------ RAW RECORDS
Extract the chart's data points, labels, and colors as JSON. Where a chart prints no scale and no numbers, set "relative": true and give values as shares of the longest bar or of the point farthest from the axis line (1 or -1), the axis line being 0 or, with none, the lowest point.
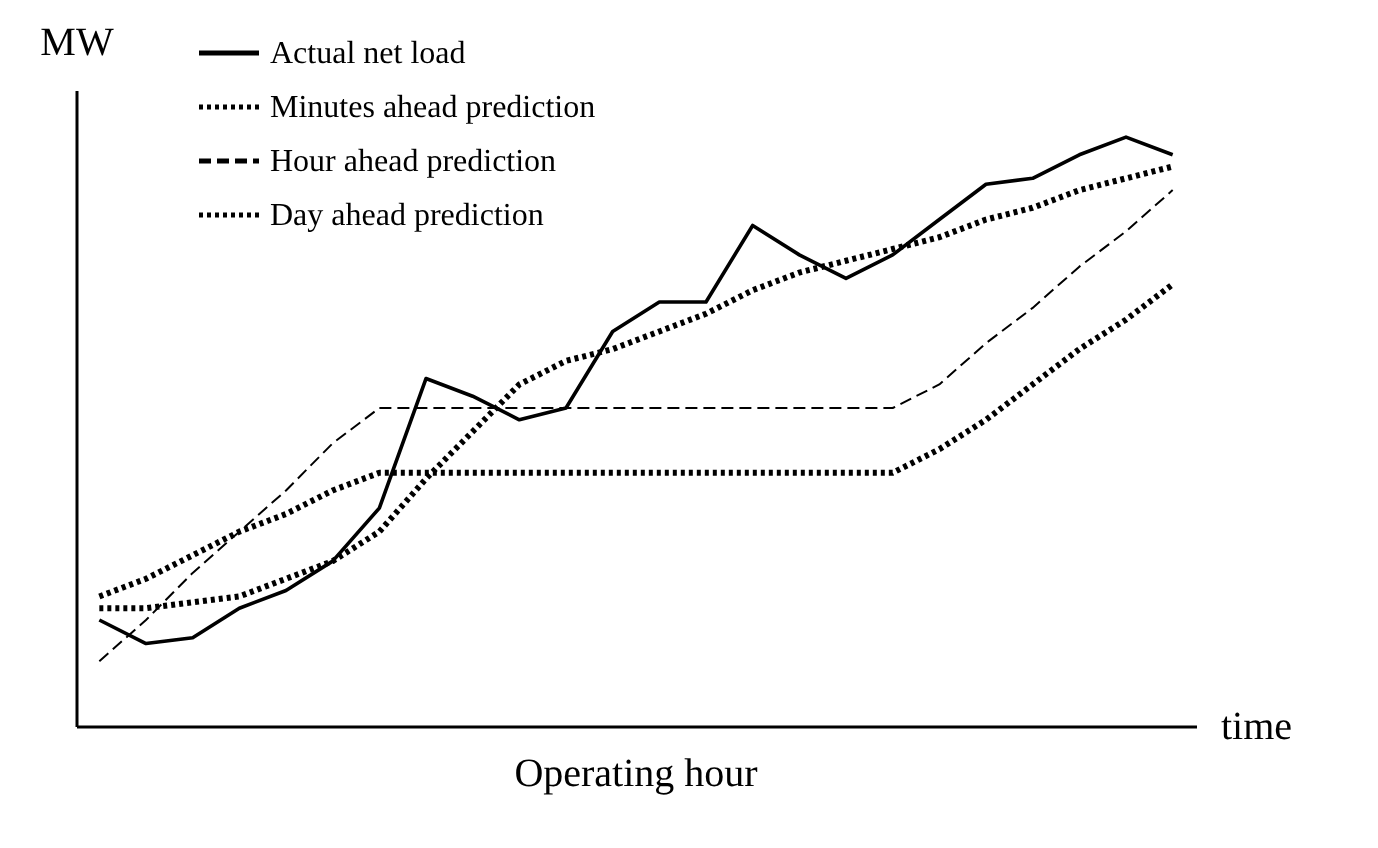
{
  "chart_data": {
    "type": "line",
    "relative": true,
    "xlabel": "time",
    "ylabel": "MW",
    "categories": [
      null,
      null,
      null,
      null,
      null,
      null,
      null,
      null,
      null,
      null,
      null,
      null,
      null,
      null,
      null,
      null,
      null,
      null,
      null,
      null,
      null,
      null,
      null,
      null
    ],
    "series": [
      {
        "name": "Actual net load",
        "color": "#000000",
        "line_style": "solid",
        "values": [
          0.18,
          0.14,
          0.15,
          0.2,
          0.23,
          0.28,
          0.37,
          0.59,
          0.56,
          0.52,
          0.54,
          0.67,
          0.72,
          0.72,
          0.85,
          0.8,
          0.76,
          0.8,
          0.86,
          0.92,
          0.93,
          0.97,
          1.0,
          0.97
        ]
      },
      {
        "name": "Minutes ahead prediction",
        "color": "#000000",
        "line_style": "dotted",
        "values": [
          0.2,
          0.2,
          0.21,
          0.22,
          0.25,
          0.28,
          0.33,
          0.42,
          0.5,
          0.58,
          0.62,
          0.64,
          0.67,
          0.7,
          0.74,
          0.77,
          0.79,
          0.81,
          0.83,
          0.86,
          0.88,
          0.91,
          0.93,
          0.95
        ]
      },
      {
        "name": "Hour ahead prediction",
        "color": "#000000",
        "line_style": "dashed",
        "values": [
          0.11,
          0.18,
          0.26,
          0.33,
          0.4,
          0.48,
          0.54,
          0.54,
          0.54,
          0.54,
          0.54,
          0.54,
          0.54,
          0.54,
          0.54,
          0.54,
          0.54,
          0.54,
          0.58,
          0.65,
          0.71,
          0.78,
          0.84,
          0.91
        ]
      },
      {
        "name": "Day ahead prediction",
        "color": "#000000",
        "line_style": "dotted",
        "values": [
          0.22,
          0.25,
          0.29,
          0.33,
          0.36,
          0.4,
          0.43,
          0.43,
          0.43,
          0.43,
          0.43,
          0.43,
          0.43,
          0.43,
          0.43,
          0.43,
          0.43,
          0.43,
          0.47,
          0.52,
          0.58,
          0.64,
          0.69,
          0.75
        ]
      }
    ],
    "annotations": [
      "Operating hour"
    ],
    "legend": "top",
    "grid": false,
    "marker": "none"
  }
}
------------
Leaving the pictures aside, transcribe the entire listing exactly.

- **THE RESULT**:
Extract the chart's data points, labels, and colors as JSON. Where a chart prints no scale and no numbers, set "relative": true and give values as shares of the longest bar or of the point farthest from the axis line (1 or -1), the axis line being 0 or, with none, the lowest point.
{
  "chart_data": {
    "type": "line",
    "relative": true,
    "xlabel": "time",
    "ylabel": "MW",
    "categories": [
      null,
      null,
      null,
      null,
      null,
      null,
      null,
      null,
      null,
      null,
      null,
      null,
      null,
      null,
      null,
      null,
      null,
      null,
      null,
      null,
      null,
      null,
      null,
      null
    ],
    "series": [
      {
        "name": "Actual net load",
        "color": "#000000",
        "line_style": "solid",
        "values": [
          0.18,
          0.14,
          0.15,
          0.2,
          0.23,
          0.28,
          0.37,
          0.59,
          0.56,
          0.52,
          0.54,
          0.67,
          0.72,
          0.72,
          0.85,
          0.8,
          0.76,
          0.8,
          0.86,
          0.92,
          0.93,
          0.97,
          1.0,
          0.97
        ]
      },
      {
        "name": "Minutes ahead prediction",
        "color": "#000000",
        "line_style": "dotted",
        "values": [
          0.2,
          0.2,
          0.21,
          0.22,
          0.25,
          0.28,
          0.33,
          0.42,
          0.5,
          0.58,
          0.62,
          0.64,
          0.67,
          0.7,
          0.74,
          0.77,
          0.79,
          0.81,
          0.83,
          0.86,
          0.88,
          0.91,
          0.93,
          0.95
        ]
      },
      {
        "name": "Hour ahead prediction",
        "color": "#000000",
        "line_style": "dashed",
        "values": [
          0.11,
          0.18,
          0.26,
          0.33,
          0.4,
          0.48,
          0.54,
          0.54,
          0.54,
          0.54,
          0.54,
          0.54,
          0.54,
          0.54,
          0.54,
          0.54,
          0.54,
          0.54,
          0.58,
          0.65,
          0.71,
          0.78,
          0.84,
          0.91
        ]
      },
      {
        "name": "Day ahead prediction",
        "color": "#000000",
        "line_style": "dotted",
        "values": [
          0.22,
          0.25,
          0.29,
          0.33,
          0.36,
          0.4,
          0.43,
          0.43,
          0.43,
          0.43,
          0.43,
          0.43,
          0.43,
          0.43,
          0.43,
          0.43,
          0.43,
          0.43,
          0.47,
          0.52,
          0.58,
          0.64,
          0.69,
          0.75
        ]
      }
    ],
    "annotations": [
      "Operating hour"
    ],
    "legend": "top",
    "grid": false,
    "marker": "none"
  }
}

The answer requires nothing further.